▶ [Set task] Find how many lines contain "Windows" and state only that number.

▶ [Given information]
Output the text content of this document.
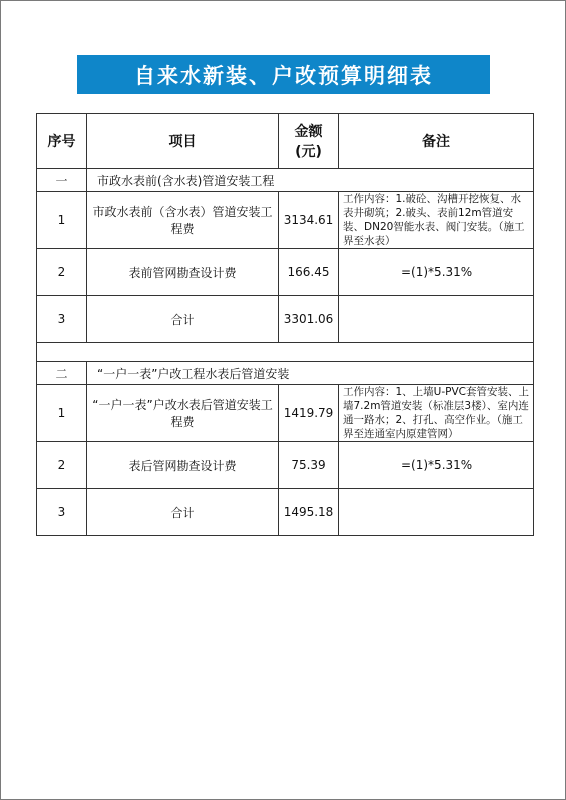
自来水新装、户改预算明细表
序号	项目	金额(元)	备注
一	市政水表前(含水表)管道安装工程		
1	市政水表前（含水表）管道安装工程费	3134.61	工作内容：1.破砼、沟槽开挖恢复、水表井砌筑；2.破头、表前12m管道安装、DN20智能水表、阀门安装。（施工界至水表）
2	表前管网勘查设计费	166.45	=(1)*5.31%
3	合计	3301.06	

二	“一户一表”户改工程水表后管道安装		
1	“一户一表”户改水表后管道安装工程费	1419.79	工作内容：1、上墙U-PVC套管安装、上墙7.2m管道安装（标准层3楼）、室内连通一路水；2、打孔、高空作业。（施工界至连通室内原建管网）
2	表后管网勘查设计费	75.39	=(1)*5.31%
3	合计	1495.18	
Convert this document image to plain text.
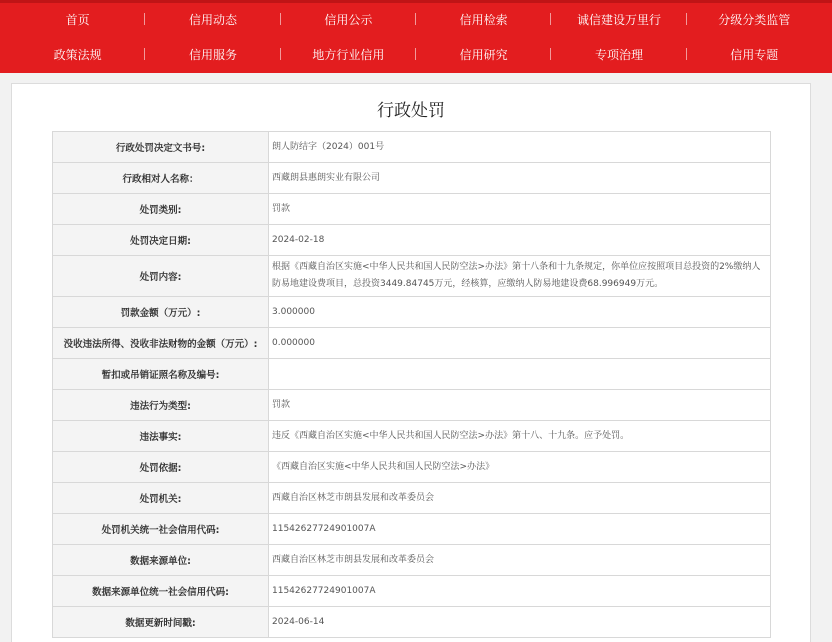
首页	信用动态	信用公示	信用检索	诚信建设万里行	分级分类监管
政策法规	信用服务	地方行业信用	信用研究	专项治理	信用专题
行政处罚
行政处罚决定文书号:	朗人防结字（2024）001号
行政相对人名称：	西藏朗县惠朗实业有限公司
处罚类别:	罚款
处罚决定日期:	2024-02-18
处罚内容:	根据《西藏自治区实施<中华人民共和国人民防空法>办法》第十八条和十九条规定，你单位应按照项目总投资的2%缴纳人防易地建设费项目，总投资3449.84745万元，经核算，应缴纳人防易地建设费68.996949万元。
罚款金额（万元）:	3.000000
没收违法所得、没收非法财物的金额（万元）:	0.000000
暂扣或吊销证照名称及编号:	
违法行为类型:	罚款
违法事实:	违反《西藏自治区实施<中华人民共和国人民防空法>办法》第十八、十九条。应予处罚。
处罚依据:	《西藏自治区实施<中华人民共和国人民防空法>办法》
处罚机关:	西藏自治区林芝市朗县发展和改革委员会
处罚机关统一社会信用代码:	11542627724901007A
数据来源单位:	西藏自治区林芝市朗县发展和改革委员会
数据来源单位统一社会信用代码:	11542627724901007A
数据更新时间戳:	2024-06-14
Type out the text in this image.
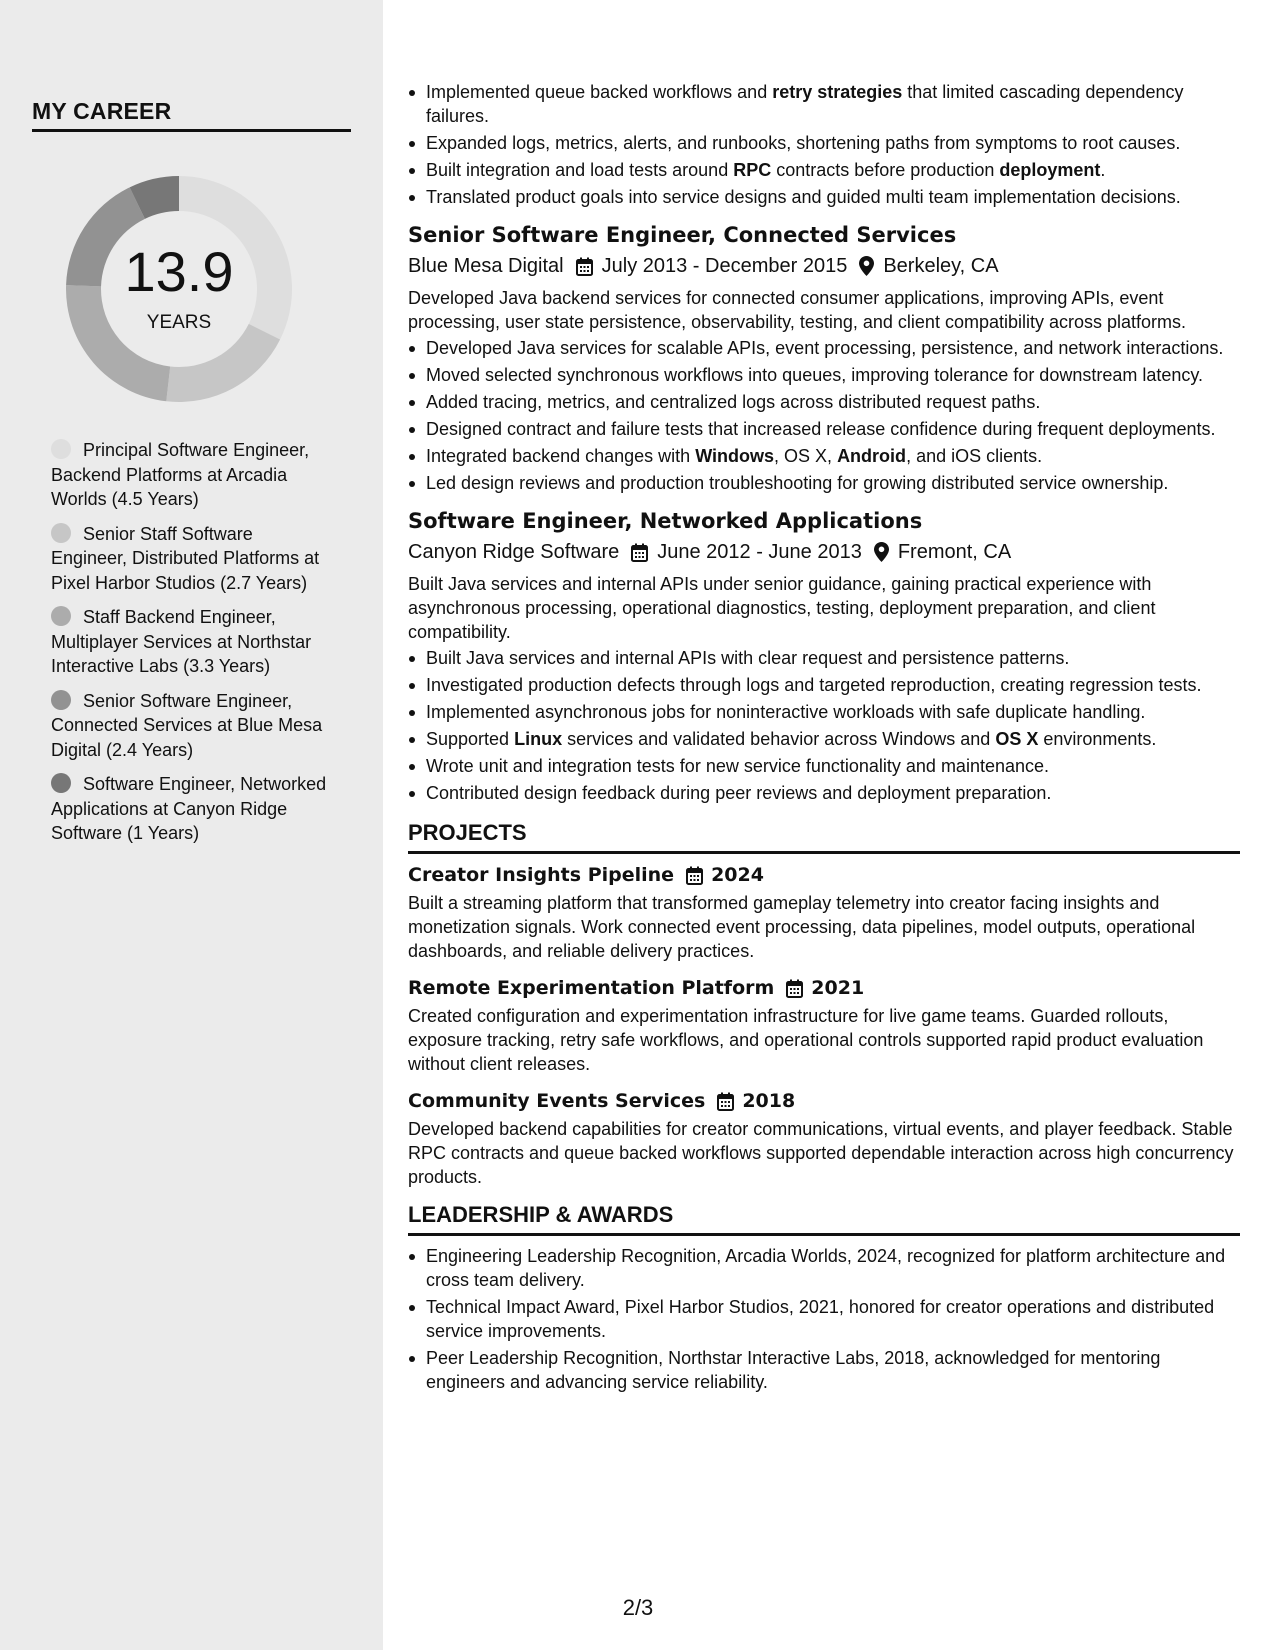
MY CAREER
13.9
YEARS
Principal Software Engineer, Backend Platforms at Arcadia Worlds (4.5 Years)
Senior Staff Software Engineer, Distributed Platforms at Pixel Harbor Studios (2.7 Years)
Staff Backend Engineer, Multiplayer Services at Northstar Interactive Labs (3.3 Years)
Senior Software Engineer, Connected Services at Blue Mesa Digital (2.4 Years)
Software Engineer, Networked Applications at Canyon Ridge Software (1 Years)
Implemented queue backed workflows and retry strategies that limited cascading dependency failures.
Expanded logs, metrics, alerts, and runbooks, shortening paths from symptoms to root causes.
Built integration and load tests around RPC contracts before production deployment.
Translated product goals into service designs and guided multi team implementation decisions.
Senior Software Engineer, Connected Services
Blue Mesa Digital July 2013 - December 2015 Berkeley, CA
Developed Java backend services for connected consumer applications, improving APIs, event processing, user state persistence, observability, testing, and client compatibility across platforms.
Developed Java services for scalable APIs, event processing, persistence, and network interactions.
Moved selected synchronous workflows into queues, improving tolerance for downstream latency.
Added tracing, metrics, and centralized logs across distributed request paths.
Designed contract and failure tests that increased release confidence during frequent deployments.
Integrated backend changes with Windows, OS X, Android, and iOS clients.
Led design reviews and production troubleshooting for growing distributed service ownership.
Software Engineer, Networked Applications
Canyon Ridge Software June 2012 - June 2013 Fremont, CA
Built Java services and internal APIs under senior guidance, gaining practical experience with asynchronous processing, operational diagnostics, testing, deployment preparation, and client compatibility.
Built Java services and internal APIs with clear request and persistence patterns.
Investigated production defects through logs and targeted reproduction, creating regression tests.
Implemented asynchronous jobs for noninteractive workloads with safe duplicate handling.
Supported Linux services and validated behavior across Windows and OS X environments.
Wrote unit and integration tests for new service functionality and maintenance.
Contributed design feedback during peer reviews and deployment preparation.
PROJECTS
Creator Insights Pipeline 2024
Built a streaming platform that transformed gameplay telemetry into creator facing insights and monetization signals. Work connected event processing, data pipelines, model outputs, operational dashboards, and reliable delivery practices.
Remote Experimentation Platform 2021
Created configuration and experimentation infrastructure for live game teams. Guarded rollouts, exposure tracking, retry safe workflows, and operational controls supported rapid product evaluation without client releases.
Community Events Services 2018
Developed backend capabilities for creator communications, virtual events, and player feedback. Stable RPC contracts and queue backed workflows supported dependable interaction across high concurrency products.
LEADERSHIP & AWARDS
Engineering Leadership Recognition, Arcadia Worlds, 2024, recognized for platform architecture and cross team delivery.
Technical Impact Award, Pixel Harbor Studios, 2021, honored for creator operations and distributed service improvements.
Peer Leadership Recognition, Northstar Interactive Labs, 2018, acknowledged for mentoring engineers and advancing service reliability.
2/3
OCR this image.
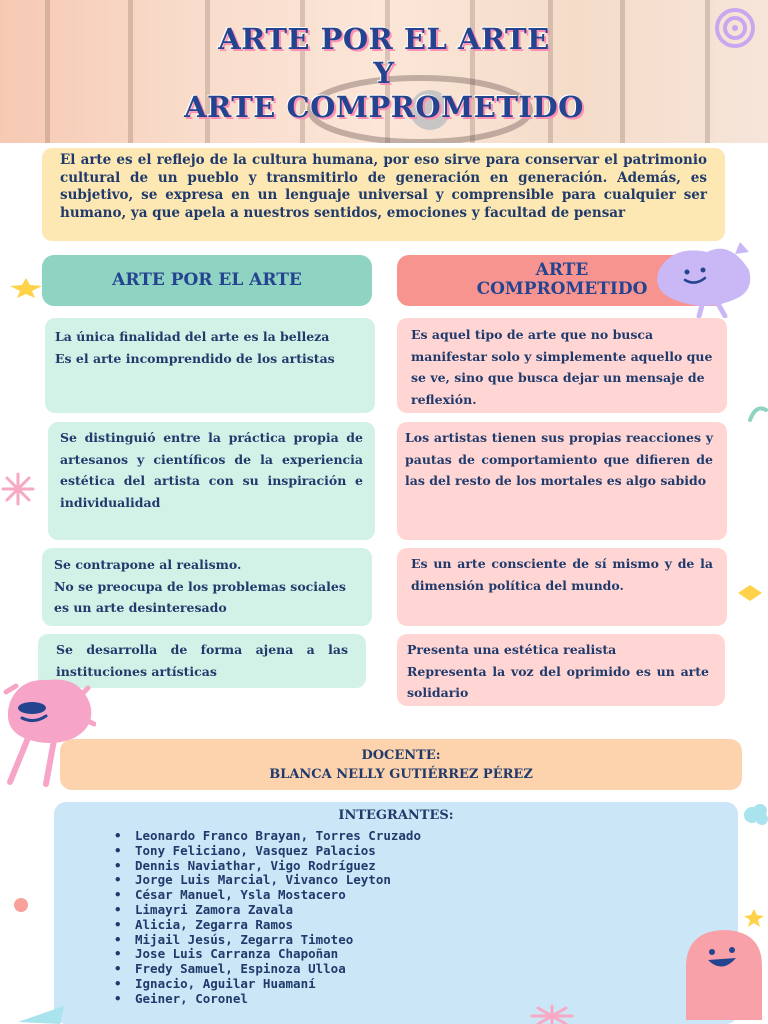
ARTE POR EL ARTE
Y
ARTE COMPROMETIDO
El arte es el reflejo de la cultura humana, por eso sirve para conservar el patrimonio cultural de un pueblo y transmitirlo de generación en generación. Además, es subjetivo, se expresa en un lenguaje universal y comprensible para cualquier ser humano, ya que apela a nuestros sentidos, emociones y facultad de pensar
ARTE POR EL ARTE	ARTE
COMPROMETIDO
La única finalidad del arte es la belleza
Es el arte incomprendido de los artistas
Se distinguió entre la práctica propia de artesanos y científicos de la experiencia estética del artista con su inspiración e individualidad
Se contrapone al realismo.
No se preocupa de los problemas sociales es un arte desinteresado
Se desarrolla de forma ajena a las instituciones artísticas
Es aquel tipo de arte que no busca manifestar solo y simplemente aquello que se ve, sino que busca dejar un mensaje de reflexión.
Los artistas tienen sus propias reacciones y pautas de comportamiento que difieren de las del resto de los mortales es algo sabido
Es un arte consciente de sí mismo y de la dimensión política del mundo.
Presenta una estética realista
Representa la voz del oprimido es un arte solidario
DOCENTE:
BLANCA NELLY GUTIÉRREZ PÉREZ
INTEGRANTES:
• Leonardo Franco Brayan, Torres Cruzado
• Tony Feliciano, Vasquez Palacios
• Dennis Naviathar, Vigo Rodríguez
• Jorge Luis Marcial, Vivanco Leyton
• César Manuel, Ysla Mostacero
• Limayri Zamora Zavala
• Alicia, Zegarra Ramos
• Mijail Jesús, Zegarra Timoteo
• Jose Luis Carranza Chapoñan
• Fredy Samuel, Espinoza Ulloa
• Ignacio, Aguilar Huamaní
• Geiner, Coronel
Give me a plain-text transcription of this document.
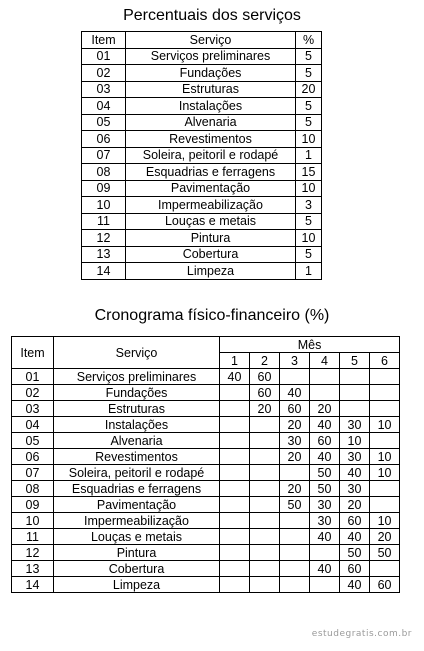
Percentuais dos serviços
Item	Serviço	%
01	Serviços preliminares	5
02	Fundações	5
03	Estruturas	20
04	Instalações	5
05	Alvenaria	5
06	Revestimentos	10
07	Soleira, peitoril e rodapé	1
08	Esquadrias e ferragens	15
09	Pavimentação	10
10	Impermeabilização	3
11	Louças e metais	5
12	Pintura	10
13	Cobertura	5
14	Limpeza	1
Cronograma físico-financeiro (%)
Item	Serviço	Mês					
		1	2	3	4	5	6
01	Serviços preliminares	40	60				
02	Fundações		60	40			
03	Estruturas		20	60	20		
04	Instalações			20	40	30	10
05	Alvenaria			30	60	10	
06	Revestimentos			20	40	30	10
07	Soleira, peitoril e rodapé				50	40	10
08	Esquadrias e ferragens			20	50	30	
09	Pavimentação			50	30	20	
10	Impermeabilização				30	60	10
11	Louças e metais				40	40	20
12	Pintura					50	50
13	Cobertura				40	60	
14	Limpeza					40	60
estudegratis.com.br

▶ [Expected answer] 2